## START

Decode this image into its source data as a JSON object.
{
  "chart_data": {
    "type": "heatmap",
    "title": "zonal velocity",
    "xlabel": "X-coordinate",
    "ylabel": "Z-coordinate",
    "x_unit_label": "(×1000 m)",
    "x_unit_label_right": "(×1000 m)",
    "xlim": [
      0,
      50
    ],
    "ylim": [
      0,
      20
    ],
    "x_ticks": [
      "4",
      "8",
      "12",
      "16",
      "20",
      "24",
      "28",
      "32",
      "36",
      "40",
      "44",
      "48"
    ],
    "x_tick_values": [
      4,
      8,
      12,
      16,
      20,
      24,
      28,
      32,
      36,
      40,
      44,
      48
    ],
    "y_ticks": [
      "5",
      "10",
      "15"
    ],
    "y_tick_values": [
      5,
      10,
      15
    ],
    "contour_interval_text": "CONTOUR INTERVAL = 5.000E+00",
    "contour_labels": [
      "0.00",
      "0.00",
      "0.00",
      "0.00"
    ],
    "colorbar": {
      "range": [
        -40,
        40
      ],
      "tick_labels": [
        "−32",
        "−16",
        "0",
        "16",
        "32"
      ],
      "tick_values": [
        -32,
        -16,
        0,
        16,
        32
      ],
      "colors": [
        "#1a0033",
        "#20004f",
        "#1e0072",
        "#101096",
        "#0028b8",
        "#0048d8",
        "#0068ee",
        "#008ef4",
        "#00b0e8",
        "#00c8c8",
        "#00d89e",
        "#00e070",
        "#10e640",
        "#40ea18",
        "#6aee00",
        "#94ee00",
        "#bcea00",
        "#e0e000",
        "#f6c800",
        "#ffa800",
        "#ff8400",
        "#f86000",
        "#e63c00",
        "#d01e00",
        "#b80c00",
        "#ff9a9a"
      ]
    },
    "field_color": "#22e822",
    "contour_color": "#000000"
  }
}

## END

Send back all of the entries exactly, with nothing missing.

Decode this image into its source data as a JSON object.
{
  "chart_data": {
    "type": "heatmap",
    "title": "zonal velocity",
    "xlabel": "X-coordinate",
    "ylabel": "Z-coordinate",
    "x_unit_label": "(×1000 m)",
    "x_unit_label_right": "(×1000 m)",
    "xlim": [
      0,
      50
    ],
    "ylim": [
      0,
      20
    ],
    "x_ticks": [
      "4",
      "8",
      "12",
      "16",
      "20",
      "24",
      "28",
      "32",
      "36",
      "40",
      "44",
      "48"
    ],
    "x_tick_values": [
      4,
      8,
      12,
      16,
      20,
      24,
      28,
      32,
      36,
      40,
      44,
      48
    ],
    "y_ticks": [
      "5",
      "10",
      "15"
    ],
    "y_tick_values": [
      5,
      10,
      15
    ],
    "contour_interval_text": "CONTOUR INTERVAL = 5.000E+00",
    "contour_labels": [
      "0.00",
      "0.00",
      "0.00",
      "0.00"
    ],
    "colorbar": {
      "range": [
        -40,
        40
      ],
      "tick_labels": [
        "−32",
        "−16",
        "0",
        "16",
        "32"
      ],
      "tick_values": [
        -32,
        -16,
        0,
        16,
        32
      ],
      "colors": [
        "#1a0033",
        "#20004f",
        "#1e0072",
        "#101096",
        "#0028b8",
        "#0048d8",
        "#0068ee",
        "#008ef4",
        "#00b0e8",
        "#00c8c8",
        "#00d89e",
        "#00e070",
        "#10e640",
        "#40ea18",
        "#6aee00",
        "#94ee00",
        "#bcea00",
        "#e0e000",
        "#f6c800",
        "#ffa800",
        "#ff8400",
        "#f86000",
        "#e63c00",
        "#d01e00",
        "#b80c00",
        "#ff9a9a"
      ]
    },
    "field_color": "#22e822",
    "contour_color": "#000000"
  }
}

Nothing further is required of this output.